* START Task inputs *

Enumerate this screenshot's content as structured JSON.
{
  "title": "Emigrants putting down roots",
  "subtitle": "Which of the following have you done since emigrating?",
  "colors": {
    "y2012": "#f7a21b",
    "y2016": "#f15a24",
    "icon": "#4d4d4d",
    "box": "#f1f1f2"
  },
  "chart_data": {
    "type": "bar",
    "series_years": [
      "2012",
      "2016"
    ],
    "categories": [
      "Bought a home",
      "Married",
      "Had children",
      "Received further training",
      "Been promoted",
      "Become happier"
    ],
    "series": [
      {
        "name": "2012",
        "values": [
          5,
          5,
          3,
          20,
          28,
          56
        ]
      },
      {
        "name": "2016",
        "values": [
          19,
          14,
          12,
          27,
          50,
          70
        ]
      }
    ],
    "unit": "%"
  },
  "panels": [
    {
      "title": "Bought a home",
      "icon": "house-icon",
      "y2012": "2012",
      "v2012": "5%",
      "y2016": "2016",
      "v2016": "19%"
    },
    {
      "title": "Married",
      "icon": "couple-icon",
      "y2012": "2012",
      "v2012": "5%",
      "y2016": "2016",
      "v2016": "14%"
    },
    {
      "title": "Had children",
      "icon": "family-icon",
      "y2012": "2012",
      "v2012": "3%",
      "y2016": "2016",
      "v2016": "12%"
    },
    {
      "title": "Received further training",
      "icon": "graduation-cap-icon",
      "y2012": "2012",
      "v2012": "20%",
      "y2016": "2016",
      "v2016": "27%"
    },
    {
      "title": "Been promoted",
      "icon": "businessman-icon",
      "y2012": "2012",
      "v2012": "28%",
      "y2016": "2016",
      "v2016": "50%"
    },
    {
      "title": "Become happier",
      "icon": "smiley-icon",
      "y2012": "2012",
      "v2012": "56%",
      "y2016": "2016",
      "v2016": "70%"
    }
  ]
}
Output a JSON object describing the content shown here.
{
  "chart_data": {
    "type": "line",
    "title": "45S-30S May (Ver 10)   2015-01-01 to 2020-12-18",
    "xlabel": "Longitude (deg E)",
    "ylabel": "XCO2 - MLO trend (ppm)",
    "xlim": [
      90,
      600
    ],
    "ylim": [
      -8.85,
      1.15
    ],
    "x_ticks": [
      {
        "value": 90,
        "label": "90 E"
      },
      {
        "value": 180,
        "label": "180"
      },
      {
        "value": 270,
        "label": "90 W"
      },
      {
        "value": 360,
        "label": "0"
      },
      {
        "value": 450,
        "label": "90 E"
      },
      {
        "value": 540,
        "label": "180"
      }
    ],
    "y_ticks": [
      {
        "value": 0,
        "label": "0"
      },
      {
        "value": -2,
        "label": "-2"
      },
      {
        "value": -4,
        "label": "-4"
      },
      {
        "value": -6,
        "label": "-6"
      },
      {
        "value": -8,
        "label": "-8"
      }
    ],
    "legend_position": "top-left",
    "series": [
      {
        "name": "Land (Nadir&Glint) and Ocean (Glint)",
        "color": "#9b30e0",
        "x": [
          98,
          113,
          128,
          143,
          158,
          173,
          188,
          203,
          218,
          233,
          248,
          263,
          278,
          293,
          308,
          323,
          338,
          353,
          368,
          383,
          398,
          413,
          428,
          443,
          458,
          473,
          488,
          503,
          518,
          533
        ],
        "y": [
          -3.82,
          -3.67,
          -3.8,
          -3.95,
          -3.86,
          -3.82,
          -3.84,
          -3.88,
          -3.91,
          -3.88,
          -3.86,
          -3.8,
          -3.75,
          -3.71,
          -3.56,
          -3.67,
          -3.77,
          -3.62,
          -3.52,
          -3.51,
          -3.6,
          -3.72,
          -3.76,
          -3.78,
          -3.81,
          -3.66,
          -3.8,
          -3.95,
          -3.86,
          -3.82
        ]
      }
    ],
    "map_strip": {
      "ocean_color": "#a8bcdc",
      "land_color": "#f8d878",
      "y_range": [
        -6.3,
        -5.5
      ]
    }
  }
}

* END Task inputs *

Exercise requirements: Copy out all of the records above with nothing altered.

Solution to the problem:
Enumerate this screenshot's content as structured JSON.
{
  "title": "Emigrants putting down roots",
  "subtitle": "Which of the following have you done since emigrating?",
  "colors": {
    "y2012": "#f7a21b",
    "y2016": "#f15a24",
    "icon": "#4d4d4d",
    "box": "#f1f1f2"
  },
  "chart_data": {
    "type": "bar",
    "series_years": [
      "2012",
      "2016"
    ],
    "categories": [
      "Bought a home",
      "Married",
      "Had children",
      "Received further training",
      "Been promoted",
      "Become happier"
    ],
    "series": [
      {
        "name": "2012",
        "values": [
          5,
          5,
          3,
          20,
          28,
          56
        ]
      },
      {
        "name": "2016",
        "values": [
          19,
          14,
          12,
          27,
          50,
          70
        ]
      }
    ],
    "unit": "%"
  },
  "panels": [
    {
      "title": "Bought a home",
      "icon": "house-icon",
      "y2012": "2012",
      "v2012": "5%",
      "y2016": "2016",
      "v2016": "19%"
    },
    {
      "title": "Married",
      "icon": "couple-icon",
      "y2012": "2012",
      "v2012": "5%",
      "y2016": "2016",
      "v2016": "14%"
    },
    {
      "title": "Had children",
      "icon": "family-icon",
      "y2012": "2012",
      "v2012": "3%",
      "y2016": "2016",
      "v2016": "12%"
    },
    {
      "title": "Received further training",
      "icon": "graduation-cap-icon",
      "y2012": "2012",
      "v2012": "20%",
      "y2016": "2016",
      "v2016": "27%"
    },
    {
      "title": "Been promoted",
      "icon": "businessman-icon",
      "y2012": "2012",
      "v2012": "28%",
      "y2016": "2016",
      "v2016": "50%"
    },
    {
      "title": "Become happier",
      "icon": "smiley-icon",
      "y2012": "2012",
      "v2012": "56%",
      "y2016": "2016",
      "v2016": "70%"
    }
  ]
}
Output a JSON object describing the content shown here.
{
  "chart_data": {
    "type": "line",
    "title": "45S-30S May (Ver 10)   2015-01-01 to 2020-12-18",
    "xlabel": "Longitude (deg E)",
    "ylabel": "XCO2 - MLO trend (ppm)",
    "xlim": [
      90,
      600
    ],
    "ylim": [
      -8.85,
      1.15
    ],
    "x_ticks": [
      {
        "value": 90,
        "label": "90 E"
      },
      {
        "value": 180,
        "label": "180"
      },
      {
        "value": 270,
        "label": "90 W"
      },
      {
        "value": 360,
        "label": "0"
      },
      {
        "value": 450,
        "label": "90 E"
      },
      {
        "value": 540,
        "label": "180"
      }
    ],
    "y_ticks": [
      {
        "value": 0,
        "label": "0"
      },
      {
        "value": -2,
        "label": "-2"
      },
      {
        "value": -4,
        "label": "-4"
      },
      {
        "value": -6,
        "label": "-6"
      },
      {
        "value": -8,
        "label": "-8"
      }
    ],
    "legend_position": "top-left",
    "series": [
      {
        "name": "Land (Nadir&Glint) and Ocean (Glint)",
        "color": "#9b30e0",
        "x": [
          98,
          113,
          128,
          143,
          158,
          173,
          188,
          203,
          218,
          233,
          248,
          263,
          278,
          293,
          308,
          323,
          338,
          353,
          368,
          383,
          398,
          413,
          428,
          443,
          458,
          473,
          488,
          503,
          518,
          533
        ],
        "y": [
          -3.82,
          -3.67,
          -3.8,
          -3.95,
          -3.86,
          -3.82,
          -3.84,
          -3.88,
          -3.91,
          -3.88,
          -3.86,
          -3.8,
          -3.75,
          -3.71,
          -3.56,
          -3.67,
          -3.77,
          -3.62,
          -3.52,
          -3.51,
          -3.6,
          -3.72,
          -3.76,
          -3.78,
          -3.81,
          -3.66,
          -3.8,
          -3.95,
          -3.86,
          -3.82
        ]
      }
    ],
    "map_strip": {
      "ocean_color": "#a8bcdc",
      "land_color": "#f8d878",
      "y_range": [
        -6.3,
        -5.5
      ]
    }
  }
}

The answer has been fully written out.